TEXTO PARA ANALIZAR:
========

Si se piensa en la heterogeneidad característica de los no alineados, es fácil imaginar los peligros de escoramiento a que diversas sedes pueden dar lugar. En realidad, desde su nacimiento en la Conferencia de Belgrado de 1961, el movimiento ha estado sometido a dos corrientes contrapuestas: los que quieren inclinarle al máximo del lado soviético y los que tienden a preservar una actitud independiente, neutral ante los dos bloques.

Actualmente las contradicciones en su seno son tan fuertes como en otras épocas; quizá más. Pero es probable que la próxima cumbre de Nueva Delhi permita abrir la perspectiva de cierto retorno a los orígenes, a la reafirmación, en un mundo en el que crecen los peligros de guerra, de los principios fundacionales, enfilados a lograr la preservación de la paz, buscando soluciones negociadas en los conflictos, huyendo de la dialéctica del enfrentamiento entre los bloques.

========

(Entradas de la colección)
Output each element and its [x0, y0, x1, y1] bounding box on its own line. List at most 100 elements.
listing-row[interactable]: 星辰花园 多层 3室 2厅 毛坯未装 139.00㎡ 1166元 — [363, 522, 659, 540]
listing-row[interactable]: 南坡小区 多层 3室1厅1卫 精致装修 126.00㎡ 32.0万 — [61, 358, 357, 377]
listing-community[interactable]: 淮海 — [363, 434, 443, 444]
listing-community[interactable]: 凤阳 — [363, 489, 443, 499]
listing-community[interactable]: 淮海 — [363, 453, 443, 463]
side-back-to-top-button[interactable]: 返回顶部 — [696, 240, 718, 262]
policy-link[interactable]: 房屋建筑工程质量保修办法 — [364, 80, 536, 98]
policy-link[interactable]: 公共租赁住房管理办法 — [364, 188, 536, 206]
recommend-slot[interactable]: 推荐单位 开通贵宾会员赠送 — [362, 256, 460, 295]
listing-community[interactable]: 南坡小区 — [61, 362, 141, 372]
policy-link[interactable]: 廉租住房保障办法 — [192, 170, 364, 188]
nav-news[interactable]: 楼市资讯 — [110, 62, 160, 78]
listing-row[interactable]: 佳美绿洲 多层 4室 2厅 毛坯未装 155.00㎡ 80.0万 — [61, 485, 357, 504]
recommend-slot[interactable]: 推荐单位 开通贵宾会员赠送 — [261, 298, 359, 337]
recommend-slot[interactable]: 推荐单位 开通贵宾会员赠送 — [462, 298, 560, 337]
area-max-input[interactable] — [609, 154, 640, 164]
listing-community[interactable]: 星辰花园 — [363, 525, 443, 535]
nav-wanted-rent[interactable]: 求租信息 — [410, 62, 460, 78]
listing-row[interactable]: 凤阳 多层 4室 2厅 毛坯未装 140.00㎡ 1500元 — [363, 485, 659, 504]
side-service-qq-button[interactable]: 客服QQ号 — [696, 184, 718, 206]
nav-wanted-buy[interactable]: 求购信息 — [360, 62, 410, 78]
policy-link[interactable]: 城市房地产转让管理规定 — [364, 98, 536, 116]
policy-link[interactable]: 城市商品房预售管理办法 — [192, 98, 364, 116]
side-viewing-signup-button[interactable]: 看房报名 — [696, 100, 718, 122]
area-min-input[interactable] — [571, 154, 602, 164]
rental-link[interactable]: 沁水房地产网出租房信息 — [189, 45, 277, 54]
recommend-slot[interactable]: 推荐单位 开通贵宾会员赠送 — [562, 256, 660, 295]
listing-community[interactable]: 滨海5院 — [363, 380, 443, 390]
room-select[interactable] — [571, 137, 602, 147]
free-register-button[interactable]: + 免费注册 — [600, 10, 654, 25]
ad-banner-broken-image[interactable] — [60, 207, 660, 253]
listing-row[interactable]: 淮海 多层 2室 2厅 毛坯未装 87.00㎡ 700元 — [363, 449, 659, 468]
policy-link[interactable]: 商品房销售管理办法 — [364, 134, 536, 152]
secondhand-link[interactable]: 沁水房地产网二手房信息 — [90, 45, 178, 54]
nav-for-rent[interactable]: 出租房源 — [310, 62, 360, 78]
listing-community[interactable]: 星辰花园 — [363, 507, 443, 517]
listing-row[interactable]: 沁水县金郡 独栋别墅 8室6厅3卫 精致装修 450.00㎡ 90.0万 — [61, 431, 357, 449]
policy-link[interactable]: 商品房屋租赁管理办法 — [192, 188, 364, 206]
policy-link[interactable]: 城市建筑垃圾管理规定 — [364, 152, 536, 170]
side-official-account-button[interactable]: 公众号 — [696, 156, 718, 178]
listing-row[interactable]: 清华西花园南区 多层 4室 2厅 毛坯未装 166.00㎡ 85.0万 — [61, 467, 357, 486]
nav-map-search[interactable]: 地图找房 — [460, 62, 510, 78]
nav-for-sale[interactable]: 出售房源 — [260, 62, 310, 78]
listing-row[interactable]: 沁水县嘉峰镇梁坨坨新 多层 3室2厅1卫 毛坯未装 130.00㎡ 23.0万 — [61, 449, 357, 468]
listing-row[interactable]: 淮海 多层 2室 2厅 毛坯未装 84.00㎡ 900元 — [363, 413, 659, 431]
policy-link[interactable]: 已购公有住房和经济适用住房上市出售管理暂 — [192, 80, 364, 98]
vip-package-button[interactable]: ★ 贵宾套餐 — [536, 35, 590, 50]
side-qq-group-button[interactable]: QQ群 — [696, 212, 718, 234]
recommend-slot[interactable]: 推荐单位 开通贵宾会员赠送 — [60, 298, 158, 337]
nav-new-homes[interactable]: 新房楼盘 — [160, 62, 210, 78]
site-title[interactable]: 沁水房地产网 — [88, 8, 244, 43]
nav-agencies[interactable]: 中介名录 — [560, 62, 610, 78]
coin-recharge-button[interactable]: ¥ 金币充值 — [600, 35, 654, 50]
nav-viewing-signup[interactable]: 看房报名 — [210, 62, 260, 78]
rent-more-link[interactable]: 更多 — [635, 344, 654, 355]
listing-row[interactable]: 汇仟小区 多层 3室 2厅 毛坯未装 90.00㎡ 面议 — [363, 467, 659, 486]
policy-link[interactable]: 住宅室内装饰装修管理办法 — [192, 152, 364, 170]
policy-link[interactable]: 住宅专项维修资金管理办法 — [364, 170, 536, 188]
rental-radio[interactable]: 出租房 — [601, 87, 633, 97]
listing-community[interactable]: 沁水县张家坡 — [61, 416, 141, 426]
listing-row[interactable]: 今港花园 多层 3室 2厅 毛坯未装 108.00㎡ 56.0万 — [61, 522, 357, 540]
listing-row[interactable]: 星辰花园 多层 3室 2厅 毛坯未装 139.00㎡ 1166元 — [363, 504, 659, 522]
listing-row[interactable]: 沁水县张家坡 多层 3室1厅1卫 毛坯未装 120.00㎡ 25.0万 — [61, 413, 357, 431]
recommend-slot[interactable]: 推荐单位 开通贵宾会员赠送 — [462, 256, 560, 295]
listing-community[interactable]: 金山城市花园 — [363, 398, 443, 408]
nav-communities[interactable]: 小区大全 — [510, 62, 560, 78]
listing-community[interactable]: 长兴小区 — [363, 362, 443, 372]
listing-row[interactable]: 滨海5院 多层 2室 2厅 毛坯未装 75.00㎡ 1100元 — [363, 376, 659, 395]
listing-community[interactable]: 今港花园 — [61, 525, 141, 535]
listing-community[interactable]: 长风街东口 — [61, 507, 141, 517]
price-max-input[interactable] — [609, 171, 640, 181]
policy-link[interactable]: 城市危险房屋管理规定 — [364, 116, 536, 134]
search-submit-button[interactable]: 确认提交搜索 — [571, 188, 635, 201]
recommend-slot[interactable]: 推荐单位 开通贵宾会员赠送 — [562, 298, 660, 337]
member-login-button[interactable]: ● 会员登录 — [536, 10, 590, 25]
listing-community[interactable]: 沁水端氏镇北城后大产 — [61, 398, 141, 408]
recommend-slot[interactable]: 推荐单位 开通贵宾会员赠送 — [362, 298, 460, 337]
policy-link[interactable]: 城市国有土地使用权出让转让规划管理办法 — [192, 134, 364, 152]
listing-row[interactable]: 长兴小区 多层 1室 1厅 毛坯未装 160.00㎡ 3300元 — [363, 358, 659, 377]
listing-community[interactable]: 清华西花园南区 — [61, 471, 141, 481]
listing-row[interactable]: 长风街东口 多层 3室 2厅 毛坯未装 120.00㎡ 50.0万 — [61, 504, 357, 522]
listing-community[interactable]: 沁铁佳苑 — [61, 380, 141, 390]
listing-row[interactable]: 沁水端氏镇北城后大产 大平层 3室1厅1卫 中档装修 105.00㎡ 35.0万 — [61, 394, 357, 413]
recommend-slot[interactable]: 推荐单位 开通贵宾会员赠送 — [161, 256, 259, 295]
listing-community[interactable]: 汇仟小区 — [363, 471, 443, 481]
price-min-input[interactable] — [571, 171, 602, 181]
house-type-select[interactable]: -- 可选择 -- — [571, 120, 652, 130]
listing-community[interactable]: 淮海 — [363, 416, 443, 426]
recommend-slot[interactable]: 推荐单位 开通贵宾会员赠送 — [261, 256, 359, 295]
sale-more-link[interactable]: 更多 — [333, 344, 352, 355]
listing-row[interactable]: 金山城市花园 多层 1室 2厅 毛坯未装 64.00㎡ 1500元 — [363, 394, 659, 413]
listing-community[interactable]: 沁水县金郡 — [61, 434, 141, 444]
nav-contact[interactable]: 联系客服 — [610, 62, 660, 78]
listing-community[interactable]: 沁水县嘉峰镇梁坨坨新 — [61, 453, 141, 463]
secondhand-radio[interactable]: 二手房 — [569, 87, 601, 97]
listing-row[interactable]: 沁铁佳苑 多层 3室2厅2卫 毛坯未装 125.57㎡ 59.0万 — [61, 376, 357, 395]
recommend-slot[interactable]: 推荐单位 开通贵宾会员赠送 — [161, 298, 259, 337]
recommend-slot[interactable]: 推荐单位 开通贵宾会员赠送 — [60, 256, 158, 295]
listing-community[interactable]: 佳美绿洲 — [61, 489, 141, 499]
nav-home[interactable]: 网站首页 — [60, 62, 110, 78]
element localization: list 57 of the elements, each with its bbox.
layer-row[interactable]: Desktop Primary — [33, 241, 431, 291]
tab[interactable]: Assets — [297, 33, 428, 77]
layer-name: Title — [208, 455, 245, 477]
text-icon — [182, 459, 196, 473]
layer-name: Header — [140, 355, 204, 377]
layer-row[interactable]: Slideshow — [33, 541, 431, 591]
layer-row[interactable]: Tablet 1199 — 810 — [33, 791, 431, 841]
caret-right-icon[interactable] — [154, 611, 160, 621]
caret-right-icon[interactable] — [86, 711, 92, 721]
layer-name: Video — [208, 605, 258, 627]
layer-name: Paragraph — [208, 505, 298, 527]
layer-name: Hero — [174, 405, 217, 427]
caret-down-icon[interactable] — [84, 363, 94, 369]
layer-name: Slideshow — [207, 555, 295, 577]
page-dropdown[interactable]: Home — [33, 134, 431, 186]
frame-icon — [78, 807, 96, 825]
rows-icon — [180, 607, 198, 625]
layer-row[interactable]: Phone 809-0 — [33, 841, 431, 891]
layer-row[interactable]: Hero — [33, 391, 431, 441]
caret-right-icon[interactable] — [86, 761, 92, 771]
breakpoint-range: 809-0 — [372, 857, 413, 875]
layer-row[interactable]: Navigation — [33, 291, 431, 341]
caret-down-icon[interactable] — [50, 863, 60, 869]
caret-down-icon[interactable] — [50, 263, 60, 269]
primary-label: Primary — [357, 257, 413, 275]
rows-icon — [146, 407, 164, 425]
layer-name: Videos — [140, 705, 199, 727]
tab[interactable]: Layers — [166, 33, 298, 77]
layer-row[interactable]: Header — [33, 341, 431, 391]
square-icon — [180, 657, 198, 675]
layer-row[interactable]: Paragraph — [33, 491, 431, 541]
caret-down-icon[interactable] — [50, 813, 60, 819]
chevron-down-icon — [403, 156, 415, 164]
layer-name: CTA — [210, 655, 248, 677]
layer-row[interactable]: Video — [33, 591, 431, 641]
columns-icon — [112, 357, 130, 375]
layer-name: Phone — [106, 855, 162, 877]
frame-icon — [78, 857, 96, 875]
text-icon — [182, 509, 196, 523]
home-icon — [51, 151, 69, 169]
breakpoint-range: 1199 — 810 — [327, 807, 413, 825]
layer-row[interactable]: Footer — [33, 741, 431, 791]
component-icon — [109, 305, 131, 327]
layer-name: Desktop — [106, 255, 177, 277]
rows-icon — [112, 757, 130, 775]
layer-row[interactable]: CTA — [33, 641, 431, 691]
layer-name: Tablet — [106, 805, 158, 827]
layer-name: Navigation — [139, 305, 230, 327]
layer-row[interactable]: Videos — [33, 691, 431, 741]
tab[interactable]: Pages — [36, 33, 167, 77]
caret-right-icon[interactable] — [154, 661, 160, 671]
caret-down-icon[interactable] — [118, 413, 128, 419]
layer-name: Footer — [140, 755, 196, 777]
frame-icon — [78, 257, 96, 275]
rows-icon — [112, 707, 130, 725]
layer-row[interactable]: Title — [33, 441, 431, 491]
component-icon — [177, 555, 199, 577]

========

TAREAS A REALIZAR:
(a) Según el texto sobre los no alineados, ¿en qué conferencia y en qué año nació el movimiento?
(b) Continúa el texto sobre los no alineados a partir de su última oración.
Los registros no hacen falta para resolver nada.

RESPUESTAS DEL EJERCICIO:
(a) En la Conferencia de Belgrado de 1961.

(b)
En la reunión de Managua España ha participado en calidad de país invitado. Esa presencia modesta, si se coloca en su contexto real, no parece justificar ninguna polémica. Un país como Portugal, miembro de la OTAN desde su fundación, participa en las mismas condiciones en que lo hace España. En la cumbre de no alineados de La Habana, en 1979, Carlos Robles Piquer, con la categoría que tenía entonces en la diplomacia española, encabezó la delegación española, igualmente invitada. Poner esta presencia como símbolo de una nueva orientación general de la política exterior de España parece a todas luces excesivo. Una cosa es hacer una política tercermundista, y otra muy diferente reconocer la realidad y el peso del Tercer Mundo, y el eventual papel a jugar por nuestro país en algunas de sus zonas, concretamente en América Latina. La presencia española en la reunión es, desde este punto de vista, un acierto del gobierno y un hecho reconfortante.